═════ DATA RECORDS

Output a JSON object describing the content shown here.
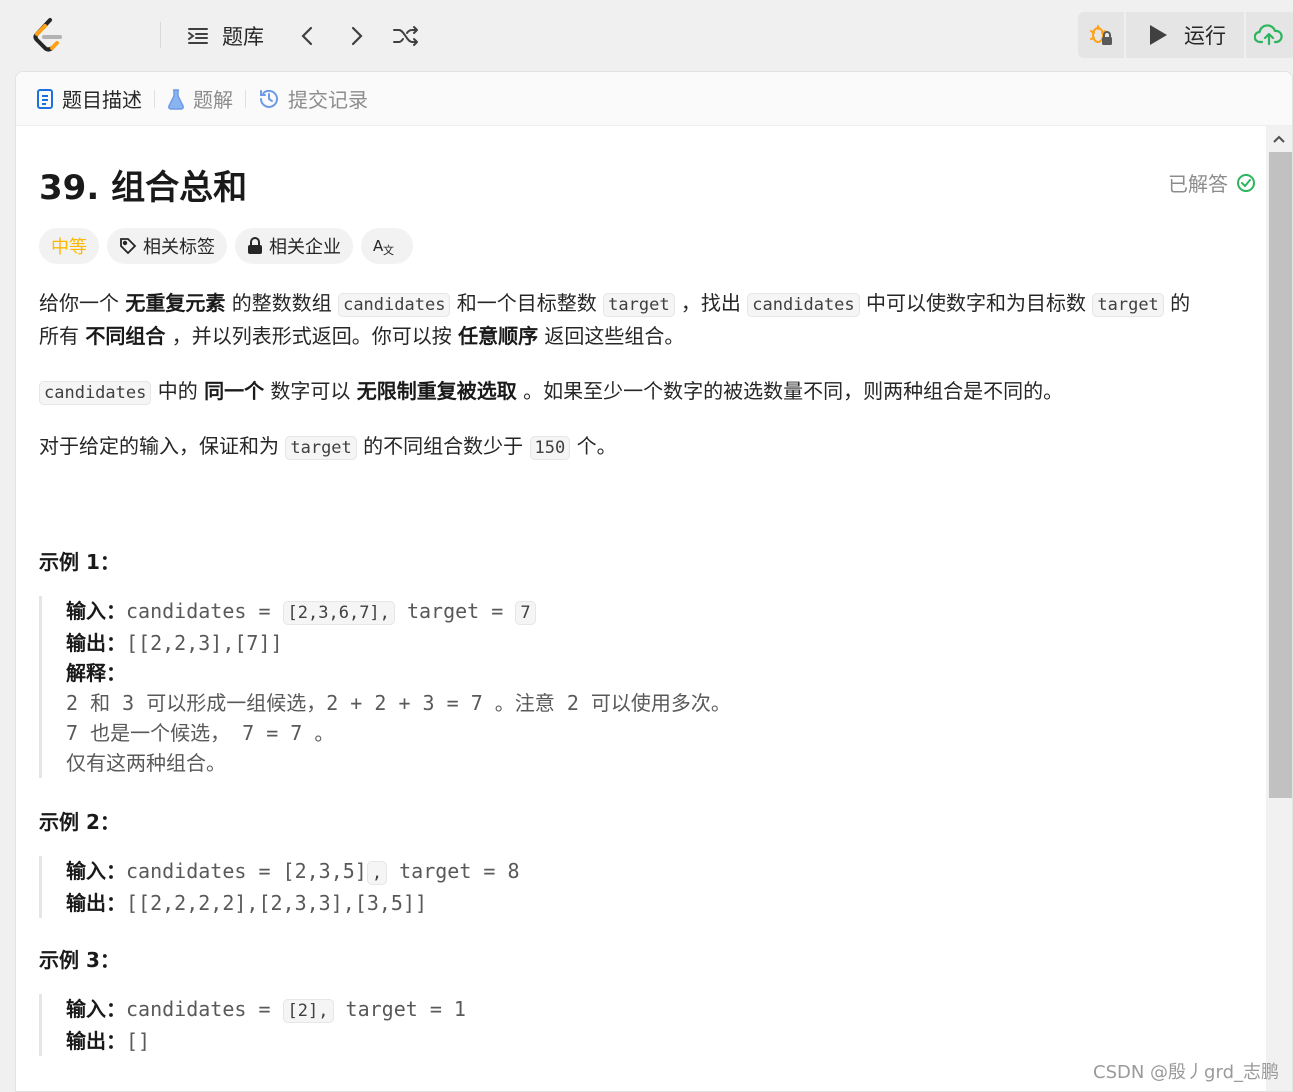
{
  "header": {
    "problemset_label": "题库",
    "run_label": "运行"
  },
  "tabs": [
    {
      "label": "题目描述",
      "icon": "document-icon",
      "active": true
    },
    {
      "label": "题解",
      "icon": "flask-icon",
      "active": false
    },
    {
      "label": "提交记录",
      "icon": "history-icon",
      "active": false
    }
  ],
  "problem": {
    "title": "39. 组合总和",
    "status": "已解答",
    "difficulty": "中等",
    "tags_label": "相关标签",
    "companies_label": "相关企业",
    "translate_label": "A文",
    "desc": {
      "p1": {
        "t1": "给你一个 ",
        "b1": "无重复元素",
        "t2": " 的整数数组 ",
        "c1": "candidates",
        "t3": " 和一个目标整数 ",
        "c2": "target",
        "t4": " ，找出 ",
        "c3": "candidates",
        "t5": " 中可以使数字和为目标数 ",
        "c4": "target",
        "t6": " 的",
        "t7": "所有 ",
        "b2": "不同组合",
        "t8": " ，并以列表形式返回。你可以按 ",
        "b3": "任意顺序",
        "t9": " 返回这些组合。"
      },
      "p2": {
        "c1": "candidates",
        "t1": " 中的 ",
        "b1": "同一个",
        "t2": " 数字可以 ",
        "b2": "无限制重复被选取",
        "t3": " 。如果至少一个数字的被选数量不同，则两种组合是不同的。"
      },
      "p3": {
        "t1": "对于给定的输入，保证和为 ",
        "c1": "target",
        "t2": " 的不同组合数少于 ",
        "c2": "150",
        "t3": " 个。"
      }
    },
    "examples": [
      {
        "title": "示例 1：",
        "input_label": "输入：",
        "input_pre": "candidates = ",
        "input_code": "[2,3,6,7],",
        "input_mid": " target = ",
        "input_code2": "7",
        "output_label": "输出：",
        "output": "[[2,2,3],[7]]",
        "explain_label": "解释：",
        "explain": [
          "2 和 3 可以形成一组候选，2 + 2 + 3 = 7 。注意 2 可以使用多次。",
          "7 也是一个候选， 7 = 7 。",
          "仅有这两种组合。"
        ]
      },
      {
        "title": "示例 2：",
        "input_label": "输入：",
        "input_pre": "candidates = [2,3,5]",
        "input_code": ",",
        "input_mid": " target = 8",
        "output_label": "输出：",
        "output": "[[2,2,2,2],[2,3,3],[3,5]]"
      },
      {
        "title": "示例 3：",
        "input_label": "输入：",
        "input_pre": "candidates = ",
        "input_code": "[2],",
        "input_mid": " target = 1",
        "output_label": "输出：",
        "output": "[]"
      }
    ]
  },
  "watermark": "CSDN @殷丿grd_志鹏",
  "colors": {
    "difficulty_medium": "#ffb800",
    "solved_green": "#2db55d",
    "run_icon": "#404040",
    "submit_green": "#2db55d",
    "logo_orange": "#ffa116"
  }
}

══════════

AIM: Read the lines above. Gather those in which the string "title" is found.

RESPONSE TO THIS TASK:
    "title": "39. 组合总和",
        "title": "示例 1：",
        "title": "示例 2：",
        "title": "示例 3：",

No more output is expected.